Transcribe the material exactly. Images do not belong in the copy.

-------- Record list

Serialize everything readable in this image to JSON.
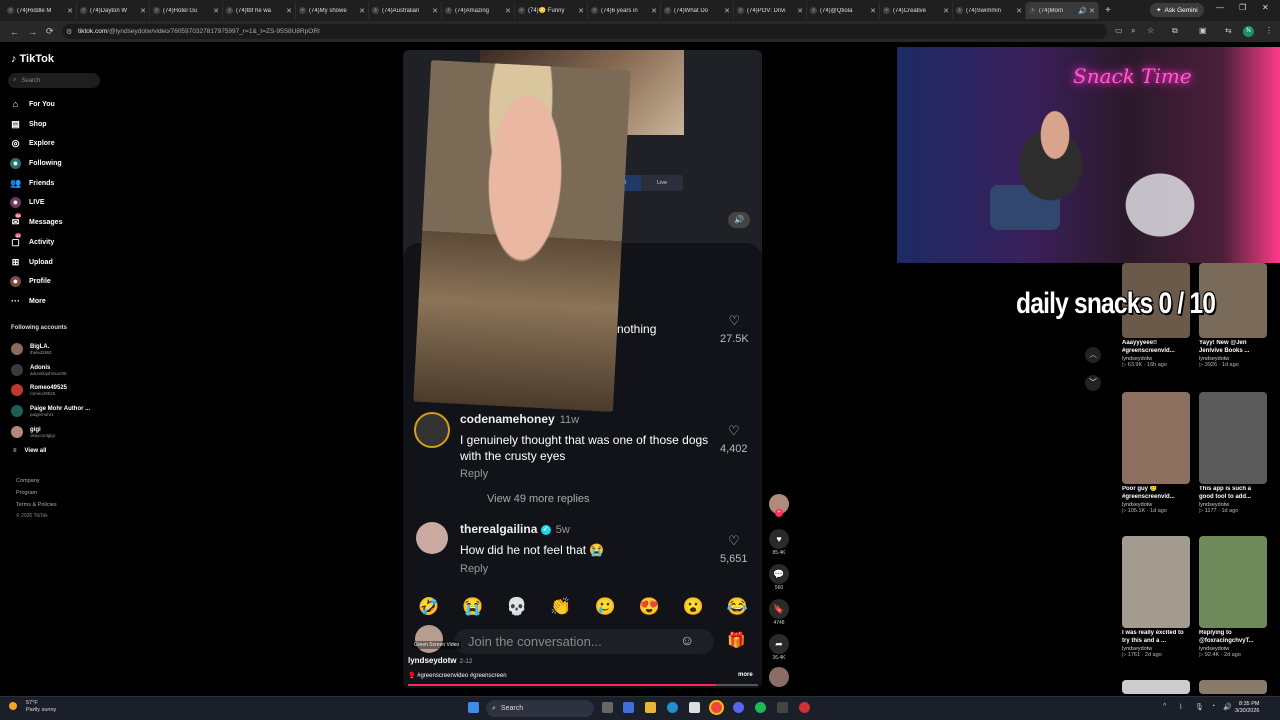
{
  "browser": {
    "tabs": [
      {
        "label": "(74)Riddle M"
      },
      {
        "label": "(74)Dayton W"
      },
      {
        "label": "(74)Hotel Gu"
      },
      {
        "label": "(74)tbf he wa"
      },
      {
        "label": "(74)My showe"
      },
      {
        "label": "(74)Australian"
      },
      {
        "label": "(74)Amazing"
      },
      {
        "label": "(74)😳 Funny"
      },
      {
        "label": "(74)6 years in"
      },
      {
        "label": "(74)What Do"
      },
      {
        "label": "(74)POV: Drivi"
      },
      {
        "label": "(74)@Qtiola"
      },
      {
        "label": "(74)Creative"
      },
      {
        "label": "(74)Swimmin"
      },
      {
        "label": "(74)Mom"
      }
    ],
    "ask_gemini": "Ask Gemini",
    "url_domain": "tiktok.com",
    "url_path": "/@lyndseydotw/video/7605970327817975997_r=1&_t=ZS-95S8U8RpORI",
    "profile_initial": "N"
  },
  "sidebar": {
    "logo": "TikTok",
    "search_placeholder": "Search",
    "items": [
      {
        "label": "For You"
      },
      {
        "label": "Shop"
      },
      {
        "label": "Explore"
      },
      {
        "label": "Following"
      },
      {
        "label": "Friends"
      },
      {
        "label": "LIVE"
      },
      {
        "label": "Messages",
        "badge": "68"
      },
      {
        "label": "Activity",
        "badge": "32"
      },
      {
        "label": "Upload"
      },
      {
        "label": "Profile"
      },
      {
        "label": "More"
      }
    ],
    "following_title": "Following accounts",
    "following": [
      {
        "name": "BigLA.",
        "handle": "thekid2891"
      },
      {
        "name": "Adonis",
        "handle": "adonisbjohnson06"
      },
      {
        "name": "Romeo49525",
        "handle": "romeo49525"
      },
      {
        "name": "Paige Mohr Author ...",
        "handle": "paigemohr1"
      },
      {
        "name": "gigi",
        "handle": "okaycoolgigi"
      }
    ],
    "view_all": "View all",
    "footer": [
      "Company",
      "Program",
      "Terms & Policies",
      "© 2026 TikTok"
    ]
  },
  "video": {
    "detected_label": "Detected",
    "live_label": "Live",
    "comments": [
      {
        "text_fragment": "nothing",
        "likes": "27.5K"
      },
      {
        "user": "codenamehoney",
        "time": "11w",
        "text": "I genuinely thought that was one of those dogs with the crusty eyes",
        "reply": "Reply",
        "likes": "4,402"
      },
      {
        "user": "therealgailina",
        "time": "5w",
        "text": "How did he not feel that 😭",
        "reply": "Reply",
        "likes": "5,651"
      }
    ],
    "view_more": "View 49 more replies",
    "emojis": [
      "🤣",
      "😭",
      "💀",
      "👏",
      "🥲",
      "😍",
      "😮",
      "😂"
    ],
    "join_placeholder": "Join the conversation...",
    "green_screen_label": "Green Screen Video",
    "author": "lyndseydotw",
    "date": "2-12",
    "tags": "🥊 #greenscreenvideo #greenscreen",
    "more": "more",
    "progress": 0.88
  },
  "actions": [
    {
      "icon": "heart-icon",
      "count": "85.4K"
    },
    {
      "icon": "comment-icon",
      "count": "560"
    },
    {
      "icon": "bookmark-icon",
      "count": "4748"
    },
    {
      "icon": "share-icon",
      "count": "36.4K"
    }
  ],
  "stream": {
    "neon_sign": "Snack Time",
    "overlay": "daily snacks  0 / 10"
  },
  "recommended": [
    {
      "title": "Aaayyyeee!! #greenscreenvid...",
      "user": "lyndseydotw",
      "views": "63.9K",
      "age": "16h ago"
    },
    {
      "title": "Yayy! New @Jen Jenlvive Books ...",
      "user": "lyndseydotw",
      "views": "3926",
      "age": "1d ago"
    },
    {
      "title": "Poor guy 🥲 #greenscreenvid...",
      "user": "lyndseydotw",
      "views": "105.1K",
      "age": "1d ago"
    },
    {
      "title": "This app is such a good tool to add...",
      "user": "lyndseydotw",
      "views": "1177",
      "age": "1d ago"
    },
    {
      "title": "I was really excited to try this and a ...",
      "user": "lyndseydotw",
      "views": "1761",
      "age": "2d ago"
    },
    {
      "title": "Replying to @foxracingchvyT...",
      "user": "lyndseydotw",
      "views": "92.4K",
      "age": "2d ago"
    }
  ],
  "taskbar": {
    "temp": "57°F",
    "weather": "Partly sunny",
    "search": "Search",
    "time": "8:35 PM",
    "date": "3/30/2026"
  }
}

----------------

Result of this task -
Serialize everything readable in this image to JSON.
{
  "browser": {
    "tabs": [
      {
        "label": "(74)Riddle M"
      },
      {
        "label": "(74)Dayton W"
      },
      {
        "label": "(74)Hotel Gu"
      },
      {
        "label": "(74)tbf he wa"
      },
      {
        "label": "(74)My showe"
      },
      {
        "label": "(74)Australian"
      },
      {
        "label": "(74)Amazing"
      },
      {
        "label": "(74)😳 Funny"
      },
      {
        "label": "(74)6 years in"
      },
      {
        "label": "(74)What Do"
      },
      {
        "label": "(74)POV: Drivi"
      },
      {
        "label": "(74)@Qtiola"
      },
      {
        "label": "(74)Creative"
      },
      {
        "label": "(74)Swimmin"
      },
      {
        "label": "(74)Mom"
      }
    ],
    "ask_gemini": "Ask Gemini",
    "url_domain": "tiktok.com",
    "url_path": "/@lyndseydotw/video/7605970327817975997_r=1&_t=ZS-95S8U8RpORI",
    "profile_initial": "N"
  },
  "sidebar": {
    "logo": "TikTok",
    "search_placeholder": "Search",
    "items": [
      {
        "label": "For You"
      },
      {
        "label": "Shop"
      },
      {
        "label": "Explore"
      },
      {
        "label": "Following"
      },
      {
        "label": "Friends"
      },
      {
        "label": "LIVE"
      },
      {
        "label": "Messages",
        "badge": "68"
      },
      {
        "label": "Activity",
        "badge": "32"
      },
      {
        "label": "Upload"
      },
      {
        "label": "Profile"
      },
      {
        "label": "More"
      }
    ],
    "following_title": "Following accounts",
    "following": [
      {
        "name": "BigLA.",
        "handle": "thekid2891"
      },
      {
        "name": "Adonis",
        "handle": "adonisbjohnson06"
      },
      {
        "name": "Romeo49525",
        "handle": "romeo49525"
      },
      {
        "name": "Paige Mohr Author ...",
        "handle": "paigemohr1"
      },
      {
        "name": "gigi",
        "handle": "okaycoolgigi"
      }
    ],
    "view_all": "View all",
    "footer": [
      "Company",
      "Program",
      "Terms & Policies",
      "© 2026 TikTok"
    ]
  },
  "video": {
    "detected_label": "Detected",
    "live_label": "Live",
    "comments": [
      {
        "text_fragment": "nothing",
        "likes": "27.5K"
      },
      {
        "user": "codenamehoney",
        "time": "11w",
        "text": "I genuinely thought that was one of those dogs with the crusty eyes",
        "reply": "Reply",
        "likes": "4,402"
      },
      {
        "user": "therealgailina",
        "time": "5w",
        "text": "How did he not feel that 😭",
        "reply": "Reply",
        "likes": "5,651"
      }
    ],
    "view_more": "View 49 more replies",
    "emojis": [
      "🤣",
      "😭",
      "💀",
      "👏",
      "🥲",
      "😍",
      "😮",
      "😂"
    ],
    "join_placeholder": "Join the conversation...",
    "green_screen_label": "Green Screen Video",
    "author": "lyndseydotw",
    "date": "2-12",
    "tags": "🥊 #greenscreenvideo #greenscreen",
    "more": "more",
    "progress": 0.88
  },
  "actions": [
    {
      "icon": "heart-icon",
      "count": "85.4K"
    },
    {
      "icon": "comment-icon",
      "count": "560"
    },
    {
      "icon": "bookmark-icon",
      "count": "4748"
    },
    {
      "icon": "share-icon",
      "count": "36.4K"
    }
  ],
  "stream": {
    "neon_sign": "Snack Time",
    "overlay": "daily snacks  0 / 10"
  },
  "recommended": [
    {
      "title": "Aaayyyeee!! #greenscreenvid...",
      "user": "lyndseydotw",
      "views": "63.9K",
      "age": "16h ago"
    },
    {
      "title": "Yayy! New @Jen Jenlvive Books ...",
      "user": "lyndseydotw",
      "views": "3926",
      "age": "1d ago"
    },
    {
      "title": "Poor guy 🥲 #greenscreenvid...",
      "user": "lyndseydotw",
      "views": "105.1K",
      "age": "1d ago"
    },
    {
      "title": "This app is such a good tool to add...",
      "user": "lyndseydotw",
      "views": "1177",
      "age": "1d ago"
    },
    {
      "title": "I was really excited to try this and a ...",
      "user": "lyndseydotw",
      "views": "1761",
      "age": "2d ago"
    },
    {
      "title": "Replying to @foxracingchvyT...",
      "user": "lyndseydotw",
      "views": "92.4K",
      "age": "2d ago"
    }
  ],
  "taskbar": {
    "temp": "57°F",
    "weather": "Partly sunny",
    "search": "Search",
    "time": "8:35 PM",
    "date": "3/30/2026"
  }
}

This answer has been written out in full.